──────── SOURCE EXCERPT

Posted on 06/10/2025 9:31:54 PM PDT by where's_the_Outrage?
Another reason why old people are not giving up their paid-off homes, even if they are “too big” for them.
I have a friend who has an apartment in a senior citizen community in S.C. She's in her mid 80's and pays $3500 a month. She complains about the food all the time, doesn't eat it, but is still charged for it. She sold a brand new home she had built in northern South Carolina and moved into the community about 4-5 years ago. Her rent goes up every year.
I never owned a home. I raised two sons by myself in apartments. By the time I could have afforded a home, they were getting ready to leave the nest. I'll be 78 in August, and I'm glad now at my old age that I don't own one with my kids ending up having to get rid of it when I die, because neither of them would want to own a home themselves.
I have a two bedroom apartment with living room, dining/kitchen area, central air, one bathroom, two large walk in closets, a double closet in the second bedroom, a small pantry in the hall, dishwasher, garbage disposal, stove, fridge, water and trash pickup free. Pay my own internet, gas and electric. I've been here 24 years or more. My rent is $570.00 a month. The highest they have ever raised my rent was $25 dollars, which was last year. Prior to that, my rent went up $10 or $15 a month every two years or so. I'll never move from here. They'll have to carry me out.

────────────────
──────── DATASET CONTENT

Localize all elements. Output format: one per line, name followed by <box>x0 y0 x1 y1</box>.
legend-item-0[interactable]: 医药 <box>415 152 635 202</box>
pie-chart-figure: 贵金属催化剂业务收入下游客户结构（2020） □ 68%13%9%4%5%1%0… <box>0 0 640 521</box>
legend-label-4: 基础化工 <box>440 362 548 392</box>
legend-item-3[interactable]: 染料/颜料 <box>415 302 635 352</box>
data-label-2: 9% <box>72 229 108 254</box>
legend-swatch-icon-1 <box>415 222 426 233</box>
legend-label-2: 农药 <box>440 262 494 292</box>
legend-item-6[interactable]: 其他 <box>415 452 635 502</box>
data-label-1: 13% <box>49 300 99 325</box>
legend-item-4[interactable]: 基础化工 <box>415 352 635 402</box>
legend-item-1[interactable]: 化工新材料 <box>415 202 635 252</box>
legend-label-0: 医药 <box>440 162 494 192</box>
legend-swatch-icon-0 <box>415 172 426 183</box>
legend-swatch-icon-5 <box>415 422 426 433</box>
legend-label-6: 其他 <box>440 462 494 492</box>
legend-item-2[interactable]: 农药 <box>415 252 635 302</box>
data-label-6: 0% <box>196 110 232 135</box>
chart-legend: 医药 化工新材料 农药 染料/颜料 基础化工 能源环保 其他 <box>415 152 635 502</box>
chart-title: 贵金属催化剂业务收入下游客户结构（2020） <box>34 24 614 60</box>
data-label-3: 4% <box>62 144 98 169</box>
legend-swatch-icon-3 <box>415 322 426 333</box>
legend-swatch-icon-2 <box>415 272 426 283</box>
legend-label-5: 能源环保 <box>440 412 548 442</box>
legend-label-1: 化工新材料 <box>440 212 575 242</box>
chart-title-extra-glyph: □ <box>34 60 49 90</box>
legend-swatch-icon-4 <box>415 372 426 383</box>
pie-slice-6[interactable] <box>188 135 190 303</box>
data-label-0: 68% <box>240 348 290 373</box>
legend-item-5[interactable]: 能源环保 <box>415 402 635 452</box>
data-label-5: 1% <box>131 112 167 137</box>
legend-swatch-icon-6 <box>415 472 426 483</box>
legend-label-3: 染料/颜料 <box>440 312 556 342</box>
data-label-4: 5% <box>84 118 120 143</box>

────────────────

GOAL OF THE EXERCISE:
Write out the passage of the post on senior housing costs word for word, starting at "I have a friend" and ending at "up every year.".

SOLUTION TO THIS EXERCISE:
I have a friend who has an apartment in a senior citizen community in S.C. She's in her mid 80's and pays $3500 a month. She complains about the food all the time, doesn't eat it, but is still charged for it. She sold a brand new home she had built in northern South Carolina and moved into the community about 4-5 years ago. Her rent goes up every year.